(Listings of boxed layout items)
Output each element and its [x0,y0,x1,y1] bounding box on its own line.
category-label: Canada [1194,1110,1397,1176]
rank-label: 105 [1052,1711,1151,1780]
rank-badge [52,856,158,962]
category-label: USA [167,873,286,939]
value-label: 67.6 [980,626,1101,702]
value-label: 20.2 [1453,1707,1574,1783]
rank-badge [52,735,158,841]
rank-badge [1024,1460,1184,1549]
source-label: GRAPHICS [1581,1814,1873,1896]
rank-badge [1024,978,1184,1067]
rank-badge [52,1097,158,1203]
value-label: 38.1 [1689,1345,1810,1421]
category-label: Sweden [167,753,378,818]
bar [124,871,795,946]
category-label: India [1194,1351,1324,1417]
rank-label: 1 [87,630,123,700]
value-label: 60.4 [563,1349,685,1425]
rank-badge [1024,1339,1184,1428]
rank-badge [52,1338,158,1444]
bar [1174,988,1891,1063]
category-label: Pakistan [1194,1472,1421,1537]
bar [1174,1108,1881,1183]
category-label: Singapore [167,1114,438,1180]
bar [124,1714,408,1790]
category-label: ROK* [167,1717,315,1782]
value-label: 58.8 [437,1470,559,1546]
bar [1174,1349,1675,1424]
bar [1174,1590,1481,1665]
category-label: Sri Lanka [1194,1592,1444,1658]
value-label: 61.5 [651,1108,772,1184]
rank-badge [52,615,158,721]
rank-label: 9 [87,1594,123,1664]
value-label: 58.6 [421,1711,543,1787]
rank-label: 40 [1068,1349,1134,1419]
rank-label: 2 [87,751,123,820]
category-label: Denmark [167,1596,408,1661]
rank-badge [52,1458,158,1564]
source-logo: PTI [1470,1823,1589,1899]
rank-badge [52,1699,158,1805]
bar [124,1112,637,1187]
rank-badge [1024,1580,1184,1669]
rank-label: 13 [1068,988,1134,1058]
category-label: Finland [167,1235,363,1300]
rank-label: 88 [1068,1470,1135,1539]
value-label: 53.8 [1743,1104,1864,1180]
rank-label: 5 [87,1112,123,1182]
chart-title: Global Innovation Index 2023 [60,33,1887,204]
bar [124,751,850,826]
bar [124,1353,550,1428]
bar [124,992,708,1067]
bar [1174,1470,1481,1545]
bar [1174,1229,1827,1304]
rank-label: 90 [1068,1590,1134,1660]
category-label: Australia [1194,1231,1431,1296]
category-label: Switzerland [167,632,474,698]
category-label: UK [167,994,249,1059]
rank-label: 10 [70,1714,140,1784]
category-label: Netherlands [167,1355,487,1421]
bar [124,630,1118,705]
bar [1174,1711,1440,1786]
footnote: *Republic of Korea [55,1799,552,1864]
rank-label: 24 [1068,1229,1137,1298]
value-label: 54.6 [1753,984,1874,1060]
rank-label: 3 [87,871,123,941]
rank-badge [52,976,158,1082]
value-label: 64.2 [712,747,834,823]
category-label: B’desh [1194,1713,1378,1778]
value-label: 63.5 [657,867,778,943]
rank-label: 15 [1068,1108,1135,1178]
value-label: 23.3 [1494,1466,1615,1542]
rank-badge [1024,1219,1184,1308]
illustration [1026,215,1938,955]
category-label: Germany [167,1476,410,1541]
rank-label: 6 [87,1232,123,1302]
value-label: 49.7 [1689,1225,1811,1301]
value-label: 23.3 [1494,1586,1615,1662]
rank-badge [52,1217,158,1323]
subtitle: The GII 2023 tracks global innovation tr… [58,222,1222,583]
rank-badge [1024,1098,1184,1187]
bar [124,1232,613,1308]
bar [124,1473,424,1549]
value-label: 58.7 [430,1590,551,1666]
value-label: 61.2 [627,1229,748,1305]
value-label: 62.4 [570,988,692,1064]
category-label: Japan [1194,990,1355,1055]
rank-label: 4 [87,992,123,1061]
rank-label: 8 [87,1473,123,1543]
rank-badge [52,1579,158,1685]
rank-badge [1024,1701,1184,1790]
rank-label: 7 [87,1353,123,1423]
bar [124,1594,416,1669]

## EXERCISE AIM
Copy everything in the material from its first line down through the line containing "category-label: Sweden [167,753,378,818]", keeping each line unchanged.

## SOLUTION TO THIS TASK
Output each element and its [x0,y0,x1,y1] bounding box on its own line.
category-label: Canada [1194,1110,1397,1176]
rank-label: 105 [1052,1711,1151,1780]
rank-badge [52,856,158,962]
category-label: USA [167,873,286,939]
value-label: 67.6 [980,626,1101,702]
value-label: 20.2 [1453,1707,1574,1783]
rank-badge [52,735,158,841]
rank-badge [1024,1460,1184,1549]
source-label: GRAPHICS [1581,1814,1873,1896]
rank-badge [1024,978,1184,1067]
rank-badge [52,1097,158,1203]
value-label: 38.1 [1689,1345,1810,1421]
category-label: Sweden [167,753,378,818]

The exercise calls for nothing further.